## Directions
Retype each line exactly. Skip images.

## Data listing
■ ■ ■ ■ ■

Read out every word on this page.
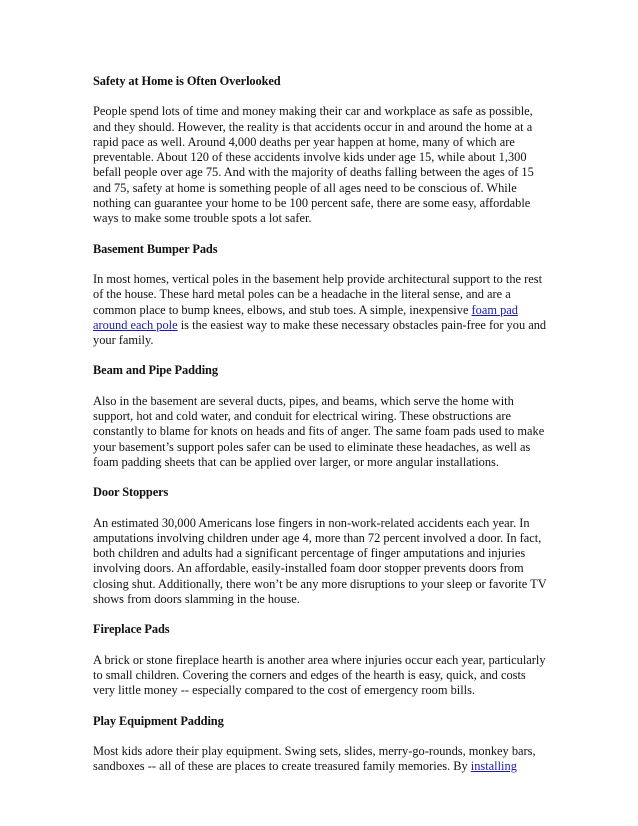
Safety at Home is Often Overlooked
People spend lots of time and money making their car and workplace as safe as possible, and they should. However, the reality is that accidents occur in and around the home at a rapid pace as well. Around 4,000 deaths per year happen at home, many of which are preventable. About 120 of these accidents involve kids under age 15, while about 1,300 befall people over age 75. And with the majority of deaths falling between the ages of 15 and 75, safety at home is something people of all ages need to be conscious of. While nothing can guarantee your home to be 100 percent safe, there are some easy, affordable ways to make some trouble spots a lot safer.
Basement Bumper Pads
In most homes, vertical poles in the basement help provide architectural support to the rest of the house. These hard metal poles can be a headache in the literal sense, and are a common place to bump knees, elbows, and stub toes. A simple, inexpensive foam pad around each pole is the easiest way to make these necessary obstacles pain-free for you and your family.
Beam and Pipe Padding
Also in the basement are several ducts, pipes, and beams, which serve the home with support, hot and cold water, and conduit for electrical wiring. These obstructions are constantly to blame for knots on heads and fits of anger. The same foam pads used to make your basement’s support poles safer can be used to eliminate these headaches, as well as foam padding sheets that can be applied over larger, or more angular installations.
Door Stoppers
An estimated 30,000 Americans lose fingers in non-work-related accidents each year. In amputations involving children under age 4, more than 72 percent involved a door. In fact, both children and adults had a significant percentage of finger amputations and injuries involving doors. An affordable, easily-installed foam door stopper prevents doors from closing shut. Additionally, there won’t be any more disruptions to your sleep or favorite TV shows from doors slamming in the house.
Fireplace Pads
A brick or stone fireplace hearth is another area where injuries occur each year, particularly to small children. Covering the corners and edges of the hearth is easy, quick, and costs very little money -- especially compared to the cost of emergency room bills.
Play Equipment Padding
Most kids adore their play equipment. Swing sets, slides, merry-go-rounds, monkey bars, sandboxes -- all of these are places to create treasured family memories. By installing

■ ■ ■ ■ ■

## Expected answer
Read out every word on this page.
Safety at Home is Often Overlooked
People spend lots of time and money making their car and workplace as safe as possible, and they should. However, the reality is that accidents occur in and around the home at a rapid pace as well. Around 4,000 deaths per year happen at home, many of which are preventable. About 120 of these accidents involve kids under age 15, while about 1,300 befall people over age 75. And with the majority of deaths falling between the ages of 15 and 75, safety at home is something people of all ages need to be conscious of. While nothing can guarantee your home to be 100 percent safe, there are some easy, affordable ways to make some trouble spots a lot safer.
Basement Bumper Pads
In most homes, vertical poles in the basement help provide architectural support to the rest of the house. These hard metal poles can be a headache in the literal sense, and are a common place to bump knees, elbows, and stub toes. A simple, inexpensive foam pad around each pole is the easiest way to make these necessary obstacles pain-free for you and your family.
Beam and Pipe Padding
Also in the basement are several ducts, pipes, and beams, which serve the home with support, hot and cold water, and conduit for electrical wiring. These obstructions are constantly to blame for knots on heads and fits of anger. The same foam pads used to make your basement’s support poles safer can be used to eliminate these headaches, as well as foam padding sheets that can be applied over larger, or more angular installations.
Door Stoppers
An estimated 30,000 Americans lose fingers in non-work-related accidents each year. In amputations involving children under age 4, more than 72 percent involved a door. In fact, both children and adults had a significant percentage of finger amputations and injuries involving doors. An affordable, easily-installed foam door stopper prevents doors from closing shut. Additionally, there won’t be any more disruptions to your sleep or favorite TV shows from doors slamming in the house.
Fireplace Pads
A brick or stone fireplace hearth is another area where injuries occur each year, particularly to small children. Covering the corners and edges of the hearth is easy, quick, and costs very little money -- especially compared to the cost of emergency room bills.
Play Equipment Padding
Most kids adore their play equipment. Swing sets, slides, merry-go-rounds, monkey bars, sandboxes -- all of these are places to create treasured family memories. By installing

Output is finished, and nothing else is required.